* _INSTRUCTION_: Pick out and copy each line of the records below that contains the string "Pages", matching its case exactly.

* _RECORD EXCERPTS_:
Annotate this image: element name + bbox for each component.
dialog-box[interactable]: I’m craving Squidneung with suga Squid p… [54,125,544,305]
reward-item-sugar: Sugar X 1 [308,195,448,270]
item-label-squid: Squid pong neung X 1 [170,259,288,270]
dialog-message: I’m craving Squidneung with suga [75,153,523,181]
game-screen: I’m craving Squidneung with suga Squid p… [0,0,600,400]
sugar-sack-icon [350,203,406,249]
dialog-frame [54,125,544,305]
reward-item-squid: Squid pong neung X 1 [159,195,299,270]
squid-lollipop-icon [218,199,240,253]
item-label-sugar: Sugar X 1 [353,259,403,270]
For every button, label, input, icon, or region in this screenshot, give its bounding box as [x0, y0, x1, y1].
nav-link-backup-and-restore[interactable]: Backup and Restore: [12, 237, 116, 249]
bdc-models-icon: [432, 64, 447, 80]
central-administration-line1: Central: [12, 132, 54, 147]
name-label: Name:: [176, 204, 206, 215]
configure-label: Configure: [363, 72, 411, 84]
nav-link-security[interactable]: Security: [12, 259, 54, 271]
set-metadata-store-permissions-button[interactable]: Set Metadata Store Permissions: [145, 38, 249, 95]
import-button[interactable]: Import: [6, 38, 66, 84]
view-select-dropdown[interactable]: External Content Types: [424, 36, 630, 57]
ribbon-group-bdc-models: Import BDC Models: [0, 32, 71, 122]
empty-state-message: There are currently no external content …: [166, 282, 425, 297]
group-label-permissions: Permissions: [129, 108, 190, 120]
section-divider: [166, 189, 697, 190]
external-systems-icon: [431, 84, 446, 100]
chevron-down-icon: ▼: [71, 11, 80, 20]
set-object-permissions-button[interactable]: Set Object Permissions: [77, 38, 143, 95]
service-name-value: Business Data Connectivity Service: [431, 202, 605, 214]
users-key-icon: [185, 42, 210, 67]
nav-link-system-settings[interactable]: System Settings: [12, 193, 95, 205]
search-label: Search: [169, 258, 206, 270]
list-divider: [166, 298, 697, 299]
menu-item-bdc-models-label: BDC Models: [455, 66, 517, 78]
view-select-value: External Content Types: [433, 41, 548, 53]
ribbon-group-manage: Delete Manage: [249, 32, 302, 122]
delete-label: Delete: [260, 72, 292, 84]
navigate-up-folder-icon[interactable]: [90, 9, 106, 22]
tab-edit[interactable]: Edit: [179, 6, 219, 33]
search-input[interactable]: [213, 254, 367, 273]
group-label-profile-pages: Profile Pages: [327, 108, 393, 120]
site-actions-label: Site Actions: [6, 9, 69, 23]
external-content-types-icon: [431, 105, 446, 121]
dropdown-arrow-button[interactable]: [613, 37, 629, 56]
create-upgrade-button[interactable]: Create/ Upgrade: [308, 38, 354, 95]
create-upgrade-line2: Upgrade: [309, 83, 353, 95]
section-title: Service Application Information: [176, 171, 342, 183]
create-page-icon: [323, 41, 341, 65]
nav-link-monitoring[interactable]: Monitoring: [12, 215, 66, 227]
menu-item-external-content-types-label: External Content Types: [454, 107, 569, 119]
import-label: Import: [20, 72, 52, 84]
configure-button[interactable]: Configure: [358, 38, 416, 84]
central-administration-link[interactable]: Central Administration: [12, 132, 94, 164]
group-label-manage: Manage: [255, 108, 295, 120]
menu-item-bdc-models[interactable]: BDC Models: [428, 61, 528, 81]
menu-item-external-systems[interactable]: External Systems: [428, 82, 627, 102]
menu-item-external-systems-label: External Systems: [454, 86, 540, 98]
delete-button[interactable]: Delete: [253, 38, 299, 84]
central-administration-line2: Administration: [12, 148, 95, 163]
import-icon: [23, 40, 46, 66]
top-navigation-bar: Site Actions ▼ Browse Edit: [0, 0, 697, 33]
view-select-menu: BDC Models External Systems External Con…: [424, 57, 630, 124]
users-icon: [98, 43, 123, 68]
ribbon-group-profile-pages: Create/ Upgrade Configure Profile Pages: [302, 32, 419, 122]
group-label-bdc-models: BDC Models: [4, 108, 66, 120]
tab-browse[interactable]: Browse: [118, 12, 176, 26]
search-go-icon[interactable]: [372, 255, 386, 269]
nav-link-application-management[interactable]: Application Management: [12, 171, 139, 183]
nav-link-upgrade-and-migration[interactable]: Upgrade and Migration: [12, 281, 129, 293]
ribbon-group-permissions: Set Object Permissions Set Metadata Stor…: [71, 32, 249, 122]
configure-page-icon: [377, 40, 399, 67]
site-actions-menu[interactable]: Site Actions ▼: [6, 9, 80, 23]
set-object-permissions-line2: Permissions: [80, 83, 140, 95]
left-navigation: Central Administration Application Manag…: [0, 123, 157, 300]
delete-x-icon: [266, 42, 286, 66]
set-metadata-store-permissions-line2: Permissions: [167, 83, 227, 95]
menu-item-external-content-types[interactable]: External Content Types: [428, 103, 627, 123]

* _RESULT_:
group-label-profile-pages: Profile Pages: [327, 108, 393, 120]
ribbon-group-profile-pages: Create/ Upgrade Configure Profile Pages: [302, 32, 419, 122]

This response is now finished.